Required task 1 => In the passage on fly ash in concrete, what is named as the common form of distress in concrete?
Required task 2 => Reproduce the passage on fly ash in concrete word for word, starting with "In this report, the" and going on through "same mix design.".
Required task 3 => Write the next part of the passage on fly ash in concrete, picking up after its final sentence.

==== Passage to read ====

There is no limit to the use of concrete. It is a fundamental component of the developing world with a variety of uses in civil and structural work. However, there are prerequisite requirements both for the structural aspects as well as formation domain of concrete. All these requirements depend on the type of structure to be constructed. Furthermore, the designer has to ensure that the maintenance costs are at a minimum without interfering on the design life.
There are various distresses that can be displayed by the concrete element because of inefficiency in design. Distresses are mainly caused by an inadequacy in design and lead to higher maintenance costs and inadequacy of the element to meet the functional as well as the structural requirements. The common form of distress is cracking which may be caused by improper mix proportions as well as inadequacy in the maintenance measures implemented.
Regardless, there are a number of technological improvements that have focused on increasing the design life of concrete and reducing the impact on the environment. The incorporation of fly ash into the mix design is one of the methods that may be used to ensure that the life of the concrete is prolonged and the effects of concrete on the environment are reduced. Moreover, there is an improvement in the quality of fly ash that is produced from power plants as well as other industries and as such, advocates for the incorporation of fly ash into concrete mix designs.
Fly ash, silica, kaolin, and slag may be used to improve the mechanical as well as the structural properties of concrete. The incorporation of these admixtures ensures that the use of concrete is kept at a minimum while the aforementioned properties of concrete are achieved. However, the mix design has to ensure that the various concrete components are optimized which in turn will ensure that the concrete produced is workable.
In this report, the admixture that is under scrutiny is fly ash. Fly ash can be incorporated in concrete mixtures in different proportions in order to determine the properties of the improvised concrete. The experimental set up is based on different proportions of fly ash on concrete with the main aim to determine the optimal mixture. Moreover, the analysis is based on a comparative analysis with plain concrete that has the same mix design.
The most likely outcome from the research is that there will be an increase in the structural strength of the fly ash concrete mixtures than plain concrete. However, different proportions of fly ash concrete are likely to have different properties. In this, the most likely outcome is that an increase in the fly ash content will increase the strength of the concrete mixture to an optimum and thereafter there is likelihood the properties will dwindle. It may, therefore, be used alongside other journals and articles to determine the best mix design and the type of fly ash that can be used.

==== Information shown ====

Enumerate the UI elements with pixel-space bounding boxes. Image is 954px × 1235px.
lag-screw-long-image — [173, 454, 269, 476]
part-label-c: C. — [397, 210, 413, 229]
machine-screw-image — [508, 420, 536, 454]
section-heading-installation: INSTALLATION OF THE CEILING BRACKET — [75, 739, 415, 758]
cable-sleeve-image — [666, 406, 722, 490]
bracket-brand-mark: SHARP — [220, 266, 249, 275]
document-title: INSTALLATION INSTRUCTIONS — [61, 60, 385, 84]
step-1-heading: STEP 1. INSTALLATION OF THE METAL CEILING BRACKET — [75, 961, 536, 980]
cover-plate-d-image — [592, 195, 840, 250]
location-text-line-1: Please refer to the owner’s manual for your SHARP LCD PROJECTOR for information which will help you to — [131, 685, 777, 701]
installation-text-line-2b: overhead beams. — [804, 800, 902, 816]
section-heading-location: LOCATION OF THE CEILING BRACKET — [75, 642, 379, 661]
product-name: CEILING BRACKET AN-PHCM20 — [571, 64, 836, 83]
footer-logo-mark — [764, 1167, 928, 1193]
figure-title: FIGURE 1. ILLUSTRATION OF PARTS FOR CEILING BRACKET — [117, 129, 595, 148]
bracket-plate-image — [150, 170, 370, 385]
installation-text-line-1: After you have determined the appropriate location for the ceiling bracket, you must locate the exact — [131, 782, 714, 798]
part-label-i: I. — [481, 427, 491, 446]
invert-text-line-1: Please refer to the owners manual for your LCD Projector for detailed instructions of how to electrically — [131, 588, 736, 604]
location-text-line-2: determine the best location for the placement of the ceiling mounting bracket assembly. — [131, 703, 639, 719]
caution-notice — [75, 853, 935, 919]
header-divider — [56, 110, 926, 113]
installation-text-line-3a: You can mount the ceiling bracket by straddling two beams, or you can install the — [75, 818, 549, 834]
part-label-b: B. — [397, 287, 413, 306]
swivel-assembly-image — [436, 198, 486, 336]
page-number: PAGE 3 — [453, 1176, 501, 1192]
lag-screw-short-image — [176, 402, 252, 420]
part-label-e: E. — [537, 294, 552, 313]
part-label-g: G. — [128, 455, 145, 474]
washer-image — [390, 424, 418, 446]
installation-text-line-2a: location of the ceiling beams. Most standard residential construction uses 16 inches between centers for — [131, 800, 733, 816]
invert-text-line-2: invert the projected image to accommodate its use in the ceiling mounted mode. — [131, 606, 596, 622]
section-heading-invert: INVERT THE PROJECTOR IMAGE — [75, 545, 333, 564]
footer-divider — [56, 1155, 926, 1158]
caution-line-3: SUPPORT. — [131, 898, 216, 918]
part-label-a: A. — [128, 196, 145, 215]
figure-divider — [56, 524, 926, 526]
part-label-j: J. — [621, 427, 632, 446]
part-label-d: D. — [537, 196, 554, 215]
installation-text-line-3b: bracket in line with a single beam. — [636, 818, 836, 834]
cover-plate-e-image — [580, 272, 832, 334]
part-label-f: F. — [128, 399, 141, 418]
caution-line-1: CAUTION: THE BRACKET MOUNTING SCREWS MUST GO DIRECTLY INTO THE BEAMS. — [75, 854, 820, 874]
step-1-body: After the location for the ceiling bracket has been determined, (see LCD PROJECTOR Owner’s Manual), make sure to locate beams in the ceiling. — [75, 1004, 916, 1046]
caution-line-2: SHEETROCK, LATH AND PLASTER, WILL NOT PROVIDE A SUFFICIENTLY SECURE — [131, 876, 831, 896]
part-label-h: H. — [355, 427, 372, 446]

====

Response 1 => Cracking, which may be caused by improper mix proportions or by inadequate maintenance measures.

Response 2 =>
In this report, the admixture that is under scrutiny is fly ash. Fly ash can be incorporated in concrete mixtures in different proportions in order to determine the properties of the improvised concrete. The experimental set up is based on different proportions of fly ash on concrete with the main aim to determine the optimal mixture. Moreover, the analysis is based on a comparative analysis with plain concrete that has the same mix design.

Response 3 =>
Concrete is one of the most important elements that is used in construction. Some of the other elements used in construction include steel and wood but their usage is not as defined as concrete. Concrete is commonly used because of the engineering properties, the availability and the cheap nature (McCormac & Brown, 2014). However, in the recent past, there has been an increase in the demand for concrete as well as stringent measures towards reducing the impact of concrete on the environment.
The use of Portland concrete has had an increasing effect on the environment because of the use extended use of Portland cement. However, this increases the carbon footprint of concrete. According to research, there was about 35.7 billion carbon dioxide produced in the year 2014 with 8% of this coming from cement production (Olivier, et al., 2014). The use of fly ash reduces the amount of Portland cement that is used and more to this improves the mechanical as well as the structural properties of the concrete. In this, there is a drastic reduction in the quantity used which reduces the carbon footprint (Yang , et al., 2013)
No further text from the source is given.